*AIM:*
Only lines holding the word "为保护地球家园贡献自己的力量" should be copied from the material.

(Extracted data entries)
>> BEGIN

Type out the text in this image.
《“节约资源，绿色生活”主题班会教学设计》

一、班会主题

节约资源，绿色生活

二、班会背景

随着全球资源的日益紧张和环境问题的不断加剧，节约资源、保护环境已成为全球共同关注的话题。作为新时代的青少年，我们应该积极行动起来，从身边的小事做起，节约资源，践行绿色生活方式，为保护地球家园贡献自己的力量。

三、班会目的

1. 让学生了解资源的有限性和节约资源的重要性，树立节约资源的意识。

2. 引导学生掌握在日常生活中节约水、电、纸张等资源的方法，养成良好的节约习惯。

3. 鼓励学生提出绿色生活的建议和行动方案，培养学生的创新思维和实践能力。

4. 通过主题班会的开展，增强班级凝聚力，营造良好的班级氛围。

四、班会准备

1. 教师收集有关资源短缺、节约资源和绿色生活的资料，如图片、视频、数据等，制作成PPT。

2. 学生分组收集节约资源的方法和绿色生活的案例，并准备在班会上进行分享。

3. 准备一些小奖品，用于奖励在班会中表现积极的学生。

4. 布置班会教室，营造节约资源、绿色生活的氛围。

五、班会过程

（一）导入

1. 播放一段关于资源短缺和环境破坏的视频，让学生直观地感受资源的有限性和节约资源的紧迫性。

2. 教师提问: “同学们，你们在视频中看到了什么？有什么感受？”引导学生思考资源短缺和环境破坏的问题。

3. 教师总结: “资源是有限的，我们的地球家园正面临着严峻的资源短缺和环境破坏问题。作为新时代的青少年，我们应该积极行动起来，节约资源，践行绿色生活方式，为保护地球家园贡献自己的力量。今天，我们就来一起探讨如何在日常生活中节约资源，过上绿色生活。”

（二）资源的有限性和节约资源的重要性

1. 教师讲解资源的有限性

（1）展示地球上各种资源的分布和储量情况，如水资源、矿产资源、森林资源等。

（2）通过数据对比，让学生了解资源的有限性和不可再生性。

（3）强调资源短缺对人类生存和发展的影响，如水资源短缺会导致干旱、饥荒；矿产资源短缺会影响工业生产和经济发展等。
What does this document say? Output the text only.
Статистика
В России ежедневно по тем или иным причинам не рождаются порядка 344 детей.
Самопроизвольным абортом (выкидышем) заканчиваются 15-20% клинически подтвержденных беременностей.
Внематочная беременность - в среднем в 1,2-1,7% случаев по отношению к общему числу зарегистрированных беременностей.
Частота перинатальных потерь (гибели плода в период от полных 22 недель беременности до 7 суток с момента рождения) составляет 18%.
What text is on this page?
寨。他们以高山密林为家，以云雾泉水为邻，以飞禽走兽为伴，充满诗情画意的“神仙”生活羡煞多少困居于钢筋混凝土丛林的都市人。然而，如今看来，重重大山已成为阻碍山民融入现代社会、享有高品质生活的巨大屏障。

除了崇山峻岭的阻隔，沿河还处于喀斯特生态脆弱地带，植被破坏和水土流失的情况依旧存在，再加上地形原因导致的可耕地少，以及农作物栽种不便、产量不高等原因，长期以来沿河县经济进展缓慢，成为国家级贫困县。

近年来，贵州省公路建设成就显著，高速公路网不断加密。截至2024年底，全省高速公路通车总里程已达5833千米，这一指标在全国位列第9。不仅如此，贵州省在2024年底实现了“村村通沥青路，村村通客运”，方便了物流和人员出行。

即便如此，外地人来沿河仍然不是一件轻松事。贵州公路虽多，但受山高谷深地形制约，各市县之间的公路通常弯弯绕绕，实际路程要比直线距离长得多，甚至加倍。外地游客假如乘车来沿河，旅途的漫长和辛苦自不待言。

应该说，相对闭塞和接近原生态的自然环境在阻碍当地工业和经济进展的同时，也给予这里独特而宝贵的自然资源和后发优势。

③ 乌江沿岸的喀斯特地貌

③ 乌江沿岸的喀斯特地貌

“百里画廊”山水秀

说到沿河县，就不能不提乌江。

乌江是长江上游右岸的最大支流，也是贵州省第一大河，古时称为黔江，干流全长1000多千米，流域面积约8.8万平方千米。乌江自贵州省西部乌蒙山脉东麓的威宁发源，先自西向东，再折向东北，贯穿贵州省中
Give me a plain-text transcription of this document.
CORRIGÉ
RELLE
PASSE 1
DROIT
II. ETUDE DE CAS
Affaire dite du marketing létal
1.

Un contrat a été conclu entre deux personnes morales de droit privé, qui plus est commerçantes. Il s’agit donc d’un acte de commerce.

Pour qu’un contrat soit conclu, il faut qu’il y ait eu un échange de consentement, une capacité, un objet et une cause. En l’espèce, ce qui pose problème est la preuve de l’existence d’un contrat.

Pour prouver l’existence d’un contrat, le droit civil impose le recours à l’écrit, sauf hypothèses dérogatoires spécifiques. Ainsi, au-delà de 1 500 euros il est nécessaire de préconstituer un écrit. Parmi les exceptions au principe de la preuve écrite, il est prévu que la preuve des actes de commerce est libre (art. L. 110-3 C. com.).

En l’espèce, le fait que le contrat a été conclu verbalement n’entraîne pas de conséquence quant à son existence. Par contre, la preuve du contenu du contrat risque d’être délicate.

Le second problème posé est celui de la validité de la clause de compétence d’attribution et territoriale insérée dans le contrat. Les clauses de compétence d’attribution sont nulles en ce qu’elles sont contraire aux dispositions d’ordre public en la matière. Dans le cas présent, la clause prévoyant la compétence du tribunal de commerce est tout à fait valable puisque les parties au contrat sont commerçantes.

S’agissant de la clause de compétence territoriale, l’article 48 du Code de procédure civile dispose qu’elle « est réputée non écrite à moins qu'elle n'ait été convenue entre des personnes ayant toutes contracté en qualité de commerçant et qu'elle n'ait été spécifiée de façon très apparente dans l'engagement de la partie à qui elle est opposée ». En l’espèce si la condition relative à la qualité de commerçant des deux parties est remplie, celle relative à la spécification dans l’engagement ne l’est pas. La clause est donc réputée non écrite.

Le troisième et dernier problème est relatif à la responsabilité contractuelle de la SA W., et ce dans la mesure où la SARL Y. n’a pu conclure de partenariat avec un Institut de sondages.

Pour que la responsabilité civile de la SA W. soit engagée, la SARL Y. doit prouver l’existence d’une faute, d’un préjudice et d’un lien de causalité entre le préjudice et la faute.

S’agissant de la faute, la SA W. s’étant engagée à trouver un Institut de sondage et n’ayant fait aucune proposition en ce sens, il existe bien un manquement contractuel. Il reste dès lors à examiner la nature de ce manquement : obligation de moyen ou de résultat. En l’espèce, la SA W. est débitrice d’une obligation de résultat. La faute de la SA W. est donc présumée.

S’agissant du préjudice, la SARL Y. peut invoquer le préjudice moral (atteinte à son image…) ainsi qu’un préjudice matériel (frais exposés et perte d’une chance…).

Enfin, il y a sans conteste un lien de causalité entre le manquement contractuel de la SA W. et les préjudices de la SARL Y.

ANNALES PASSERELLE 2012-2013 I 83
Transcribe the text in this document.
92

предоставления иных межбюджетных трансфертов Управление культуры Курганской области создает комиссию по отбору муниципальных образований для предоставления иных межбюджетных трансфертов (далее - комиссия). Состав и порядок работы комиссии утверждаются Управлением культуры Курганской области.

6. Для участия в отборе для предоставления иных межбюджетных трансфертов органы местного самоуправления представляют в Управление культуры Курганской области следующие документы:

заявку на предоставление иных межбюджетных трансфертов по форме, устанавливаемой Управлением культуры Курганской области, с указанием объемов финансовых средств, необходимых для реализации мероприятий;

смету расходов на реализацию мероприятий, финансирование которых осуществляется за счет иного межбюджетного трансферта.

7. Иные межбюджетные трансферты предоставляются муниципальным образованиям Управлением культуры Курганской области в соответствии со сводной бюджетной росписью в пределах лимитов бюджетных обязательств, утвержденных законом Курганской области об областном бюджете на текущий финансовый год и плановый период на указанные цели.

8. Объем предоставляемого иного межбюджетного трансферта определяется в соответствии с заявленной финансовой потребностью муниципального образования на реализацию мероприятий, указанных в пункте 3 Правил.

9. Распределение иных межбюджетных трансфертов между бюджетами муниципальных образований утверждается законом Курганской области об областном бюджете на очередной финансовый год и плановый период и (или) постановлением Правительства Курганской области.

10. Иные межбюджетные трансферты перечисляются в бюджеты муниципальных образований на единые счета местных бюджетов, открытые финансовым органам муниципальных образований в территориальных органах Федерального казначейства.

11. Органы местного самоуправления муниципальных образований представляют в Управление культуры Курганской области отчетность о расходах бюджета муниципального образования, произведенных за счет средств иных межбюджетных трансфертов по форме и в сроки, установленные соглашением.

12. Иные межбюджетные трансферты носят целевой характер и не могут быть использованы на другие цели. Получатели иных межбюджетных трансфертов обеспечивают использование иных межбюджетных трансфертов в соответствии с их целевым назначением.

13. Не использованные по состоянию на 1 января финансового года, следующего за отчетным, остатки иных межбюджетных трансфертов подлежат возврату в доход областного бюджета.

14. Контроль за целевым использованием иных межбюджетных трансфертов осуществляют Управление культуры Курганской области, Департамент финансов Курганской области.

>> END

*RESULT:*
随着全球资源的日益紧张和环境问题的不断加剧，节约资源、保护环境已成为全球共同关注的话题。作为新时代的青少年，我们应该积极行动起来，从身边的小事做起，节约资源，践行绿色生活方式，为保护地球家园贡献自己的力量。
3. 教师总结: “资源是有限的，我们的地球家园正面临着严峻的资源短缺和环境破坏问题。作为新时代的青少年，我们应该积极行动起来，节约资源，践行绿色生活方式，为保护地球家园贡献自己的力量。今天，我们就来一起探讨如何在日常生活中节约资源，过上绿色生活。”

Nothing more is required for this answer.